From the listing below, extract every line in which the word "SUMMIT" appears.

★ ★ ★ ★

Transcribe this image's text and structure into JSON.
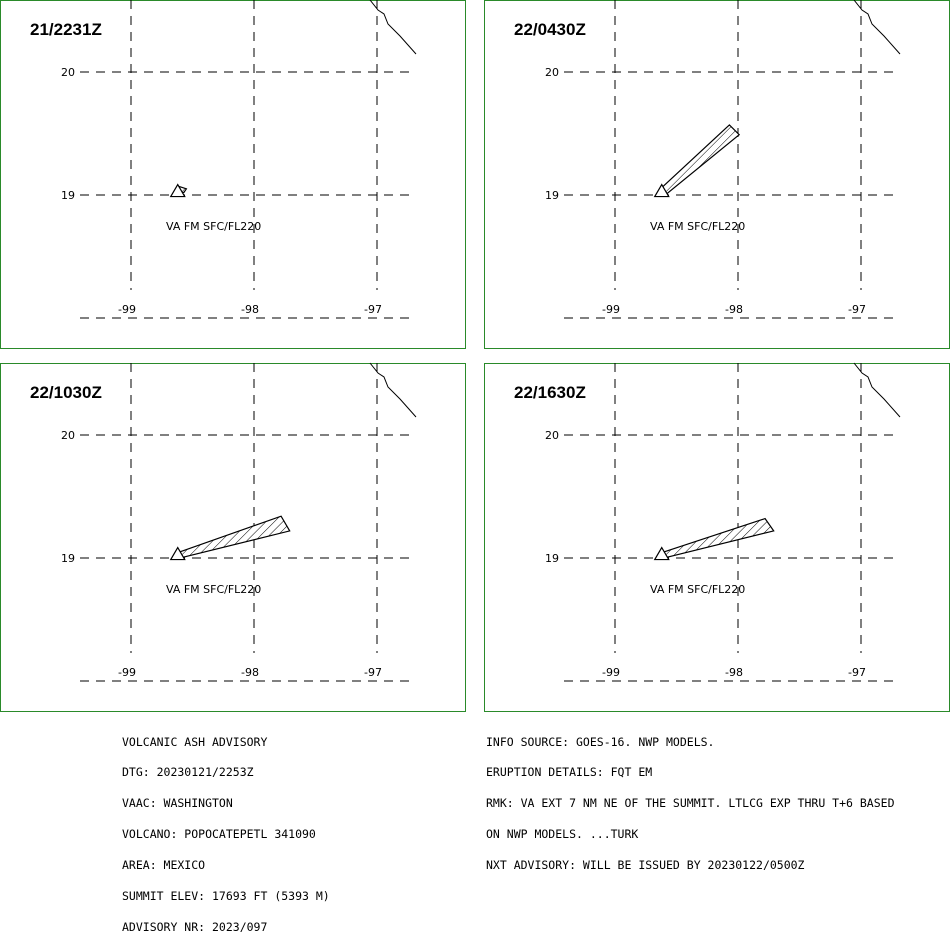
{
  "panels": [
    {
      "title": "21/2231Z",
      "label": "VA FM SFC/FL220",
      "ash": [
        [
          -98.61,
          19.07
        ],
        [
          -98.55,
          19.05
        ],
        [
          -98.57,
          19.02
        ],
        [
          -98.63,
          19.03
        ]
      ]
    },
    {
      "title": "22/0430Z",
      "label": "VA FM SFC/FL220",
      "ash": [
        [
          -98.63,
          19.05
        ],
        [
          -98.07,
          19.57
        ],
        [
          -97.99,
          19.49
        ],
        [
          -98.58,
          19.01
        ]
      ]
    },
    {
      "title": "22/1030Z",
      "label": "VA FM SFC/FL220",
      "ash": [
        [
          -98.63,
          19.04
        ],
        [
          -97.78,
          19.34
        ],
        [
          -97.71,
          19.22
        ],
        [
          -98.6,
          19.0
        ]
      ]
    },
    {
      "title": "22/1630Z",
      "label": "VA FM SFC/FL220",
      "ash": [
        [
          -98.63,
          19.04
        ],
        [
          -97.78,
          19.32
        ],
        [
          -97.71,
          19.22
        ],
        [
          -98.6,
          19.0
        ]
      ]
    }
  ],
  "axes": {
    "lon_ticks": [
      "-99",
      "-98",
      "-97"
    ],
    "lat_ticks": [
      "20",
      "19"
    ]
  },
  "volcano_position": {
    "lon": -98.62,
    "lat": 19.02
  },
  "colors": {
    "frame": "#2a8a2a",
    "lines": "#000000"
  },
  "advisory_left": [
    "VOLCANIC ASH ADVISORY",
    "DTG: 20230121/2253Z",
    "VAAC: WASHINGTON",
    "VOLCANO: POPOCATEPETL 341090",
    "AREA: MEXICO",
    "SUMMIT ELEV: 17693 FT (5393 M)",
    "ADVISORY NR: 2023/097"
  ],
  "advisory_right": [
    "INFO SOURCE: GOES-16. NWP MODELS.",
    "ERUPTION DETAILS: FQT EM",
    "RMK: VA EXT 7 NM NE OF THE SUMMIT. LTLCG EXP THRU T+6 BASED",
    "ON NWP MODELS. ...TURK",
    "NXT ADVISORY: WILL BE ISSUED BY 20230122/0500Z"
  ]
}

★ ★ ★ ★

• **SOLUTION**:
    "SUMMIT ELEV: 17693 FT (5393 M)",
    "RMK: VA EXT 7 NM NE OF THE SUMMIT. LTLCG EXP THRU T+6 BASED",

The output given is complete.